===== Extracted data =====
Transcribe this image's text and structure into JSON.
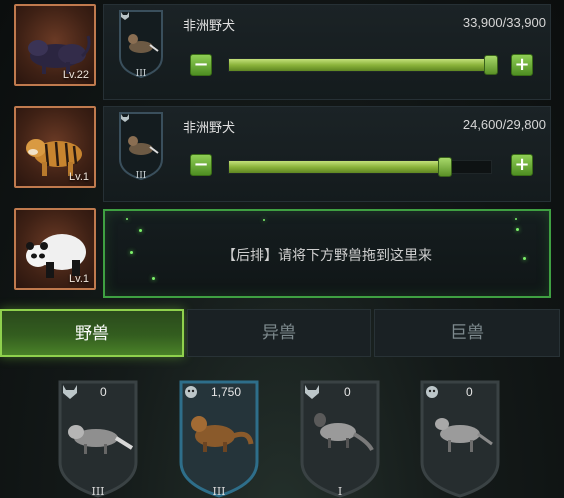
{
  "team": [
    {
      "level": "Lv.22",
      "portrait_icon": "black-panther-icon",
      "beast_name": "非洲野犬",
      "hp": "33,900/33,900",
      "hp_fraction": 1.0,
      "rank": "III",
      "minus": "−",
      "plus": "+"
    },
    {
      "level": "Lv.1",
      "portrait_icon": "tiger-icon",
      "beast_name": "非洲野犬",
      "hp": "24,600/29,800",
      "hp_fraction": 0.8255,
      "rank": "III",
      "minus": "−",
      "plus": "+"
    },
    {
      "level": "Lv.1",
      "portrait_icon": "panda-icon",
      "slot_hint": "【后排】请将下方野兽拖到这里来"
    }
  ],
  "tabs": [
    {
      "label": "野兽",
      "active": true
    },
    {
      "label": "异兽",
      "active": false
    },
    {
      "label": "巨兽",
      "active": false
    }
  ],
  "cards": [
    {
      "count": "0",
      "rank": "III",
      "type_icon": "wolf-icon",
      "animal_icon": "raccoon-dog-icon",
      "frame_color": "#3a4244"
    },
    {
      "count": "1,750",
      "rank": "III",
      "type_icon": "monkey-icon",
      "animal_icon": "mongoose-icon",
      "frame_color": "#2e6e8a"
    },
    {
      "count": "0",
      "rank": "I",
      "type_icon": "wolf-icon",
      "animal_icon": "civet-icon",
      "frame_color": "#3a4244"
    },
    {
      "count": "0",
      "rank": "",
      "type_icon": "monkey-icon",
      "animal_icon": "hyena-icon",
      "frame_color": "#3a4244"
    }
  ],
  "colors": {
    "accent_green": "#8fd14d",
    "portrait_border": "#c07a4e",
    "slot_border": "#3fa042"
  }
}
=====
[Exercise instructions] On how many lines does the word "icon" appear? Answer with only the number.

[Exercise result] 11